- [Task brief]
Isolate every line in the records below with "this" in it.

- [Provided records]
====
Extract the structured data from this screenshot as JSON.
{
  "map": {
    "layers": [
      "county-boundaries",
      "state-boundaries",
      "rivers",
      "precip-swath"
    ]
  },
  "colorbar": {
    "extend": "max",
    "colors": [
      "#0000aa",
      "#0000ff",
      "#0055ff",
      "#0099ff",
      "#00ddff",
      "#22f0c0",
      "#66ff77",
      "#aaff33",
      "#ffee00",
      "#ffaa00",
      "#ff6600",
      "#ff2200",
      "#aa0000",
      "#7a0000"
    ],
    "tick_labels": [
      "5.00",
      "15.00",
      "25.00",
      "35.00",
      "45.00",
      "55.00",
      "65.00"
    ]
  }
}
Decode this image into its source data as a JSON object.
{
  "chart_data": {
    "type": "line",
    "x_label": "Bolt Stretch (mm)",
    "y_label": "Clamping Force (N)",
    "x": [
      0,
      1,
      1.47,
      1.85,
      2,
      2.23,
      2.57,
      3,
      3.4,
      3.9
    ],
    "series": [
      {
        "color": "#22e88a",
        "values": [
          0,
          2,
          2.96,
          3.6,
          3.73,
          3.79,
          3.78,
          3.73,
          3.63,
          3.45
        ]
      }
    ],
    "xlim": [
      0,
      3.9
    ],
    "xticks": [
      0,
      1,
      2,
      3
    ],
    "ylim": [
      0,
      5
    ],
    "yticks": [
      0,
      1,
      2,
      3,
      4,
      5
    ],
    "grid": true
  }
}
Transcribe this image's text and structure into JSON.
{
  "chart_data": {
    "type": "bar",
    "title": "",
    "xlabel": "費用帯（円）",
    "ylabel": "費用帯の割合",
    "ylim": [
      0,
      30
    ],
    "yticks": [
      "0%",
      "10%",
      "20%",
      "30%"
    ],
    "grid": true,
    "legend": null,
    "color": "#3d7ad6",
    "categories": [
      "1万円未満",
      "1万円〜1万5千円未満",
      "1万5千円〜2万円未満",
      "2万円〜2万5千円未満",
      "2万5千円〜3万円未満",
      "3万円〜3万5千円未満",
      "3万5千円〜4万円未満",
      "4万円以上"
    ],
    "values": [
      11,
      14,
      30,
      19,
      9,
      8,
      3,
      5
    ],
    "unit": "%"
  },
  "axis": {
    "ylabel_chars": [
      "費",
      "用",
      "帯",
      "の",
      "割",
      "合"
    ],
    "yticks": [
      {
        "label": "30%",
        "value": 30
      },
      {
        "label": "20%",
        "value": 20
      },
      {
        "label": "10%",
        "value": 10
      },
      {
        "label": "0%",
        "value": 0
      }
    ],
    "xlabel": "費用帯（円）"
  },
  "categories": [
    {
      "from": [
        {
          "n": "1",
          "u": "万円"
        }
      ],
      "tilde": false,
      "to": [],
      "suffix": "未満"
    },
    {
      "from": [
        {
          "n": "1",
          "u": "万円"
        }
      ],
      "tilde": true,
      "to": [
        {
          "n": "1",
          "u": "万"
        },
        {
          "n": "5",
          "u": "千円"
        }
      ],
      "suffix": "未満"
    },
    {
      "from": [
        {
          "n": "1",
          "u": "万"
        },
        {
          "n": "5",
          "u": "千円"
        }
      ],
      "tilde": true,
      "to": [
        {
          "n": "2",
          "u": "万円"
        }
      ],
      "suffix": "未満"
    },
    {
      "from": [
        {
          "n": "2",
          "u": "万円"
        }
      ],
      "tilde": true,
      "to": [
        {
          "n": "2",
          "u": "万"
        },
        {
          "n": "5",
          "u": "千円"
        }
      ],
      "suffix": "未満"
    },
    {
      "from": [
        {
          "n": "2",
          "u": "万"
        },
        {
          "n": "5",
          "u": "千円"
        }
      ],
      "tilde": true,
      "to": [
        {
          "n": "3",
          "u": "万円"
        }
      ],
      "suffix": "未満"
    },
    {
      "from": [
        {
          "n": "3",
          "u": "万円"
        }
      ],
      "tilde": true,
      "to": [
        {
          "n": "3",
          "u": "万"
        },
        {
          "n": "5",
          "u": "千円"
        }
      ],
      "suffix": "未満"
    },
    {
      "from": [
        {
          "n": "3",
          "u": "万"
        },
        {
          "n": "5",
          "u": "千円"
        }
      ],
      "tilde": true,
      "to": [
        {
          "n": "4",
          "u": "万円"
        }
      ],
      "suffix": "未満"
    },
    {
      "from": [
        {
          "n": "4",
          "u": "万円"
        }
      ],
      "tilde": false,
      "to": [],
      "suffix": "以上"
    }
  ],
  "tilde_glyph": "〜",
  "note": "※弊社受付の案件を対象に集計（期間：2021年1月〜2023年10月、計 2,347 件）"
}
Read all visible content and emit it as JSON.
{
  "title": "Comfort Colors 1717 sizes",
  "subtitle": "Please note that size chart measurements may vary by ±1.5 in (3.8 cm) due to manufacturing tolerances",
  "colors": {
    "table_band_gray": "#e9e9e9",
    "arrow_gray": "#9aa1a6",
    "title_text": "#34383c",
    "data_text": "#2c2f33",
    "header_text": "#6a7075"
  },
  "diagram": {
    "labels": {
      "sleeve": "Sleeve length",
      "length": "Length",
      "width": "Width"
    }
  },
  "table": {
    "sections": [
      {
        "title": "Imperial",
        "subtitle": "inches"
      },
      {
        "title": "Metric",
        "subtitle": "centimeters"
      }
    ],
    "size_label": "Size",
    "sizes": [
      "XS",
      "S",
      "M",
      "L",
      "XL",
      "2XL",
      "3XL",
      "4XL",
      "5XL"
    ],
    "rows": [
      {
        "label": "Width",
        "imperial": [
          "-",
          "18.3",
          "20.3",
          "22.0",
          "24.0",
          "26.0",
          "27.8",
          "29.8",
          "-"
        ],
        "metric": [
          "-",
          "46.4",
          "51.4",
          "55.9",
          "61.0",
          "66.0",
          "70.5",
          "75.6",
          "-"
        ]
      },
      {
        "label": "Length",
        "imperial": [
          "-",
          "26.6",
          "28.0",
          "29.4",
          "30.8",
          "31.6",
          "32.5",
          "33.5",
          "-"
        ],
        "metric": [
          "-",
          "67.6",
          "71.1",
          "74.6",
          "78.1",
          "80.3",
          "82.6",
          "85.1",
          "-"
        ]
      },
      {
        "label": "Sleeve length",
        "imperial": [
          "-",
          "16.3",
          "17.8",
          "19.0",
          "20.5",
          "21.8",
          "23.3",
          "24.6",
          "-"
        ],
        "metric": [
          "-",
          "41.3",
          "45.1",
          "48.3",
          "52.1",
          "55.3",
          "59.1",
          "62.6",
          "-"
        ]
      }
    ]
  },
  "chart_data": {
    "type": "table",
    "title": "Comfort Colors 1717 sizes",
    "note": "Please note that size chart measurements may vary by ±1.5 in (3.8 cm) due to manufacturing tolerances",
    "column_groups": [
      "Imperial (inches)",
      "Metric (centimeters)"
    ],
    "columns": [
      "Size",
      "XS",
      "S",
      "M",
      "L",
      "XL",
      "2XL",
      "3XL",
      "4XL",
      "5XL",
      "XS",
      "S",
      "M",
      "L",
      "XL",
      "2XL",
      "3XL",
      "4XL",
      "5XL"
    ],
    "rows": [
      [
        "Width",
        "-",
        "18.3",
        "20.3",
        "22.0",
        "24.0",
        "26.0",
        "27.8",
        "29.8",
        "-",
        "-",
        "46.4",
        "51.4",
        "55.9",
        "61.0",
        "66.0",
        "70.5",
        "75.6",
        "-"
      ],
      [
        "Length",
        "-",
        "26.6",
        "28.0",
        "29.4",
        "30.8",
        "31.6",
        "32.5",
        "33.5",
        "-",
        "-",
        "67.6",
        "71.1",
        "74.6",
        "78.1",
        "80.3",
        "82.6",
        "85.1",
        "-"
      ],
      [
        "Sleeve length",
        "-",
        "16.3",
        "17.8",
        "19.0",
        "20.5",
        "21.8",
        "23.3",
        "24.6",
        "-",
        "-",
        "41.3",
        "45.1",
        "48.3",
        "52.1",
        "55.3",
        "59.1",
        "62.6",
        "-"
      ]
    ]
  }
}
====
- [Full response]
Extract the structured data from this screenshot as JSON.
Decode this image into its source data as a JSON object.
Transcribe this image's text and structure into JSON.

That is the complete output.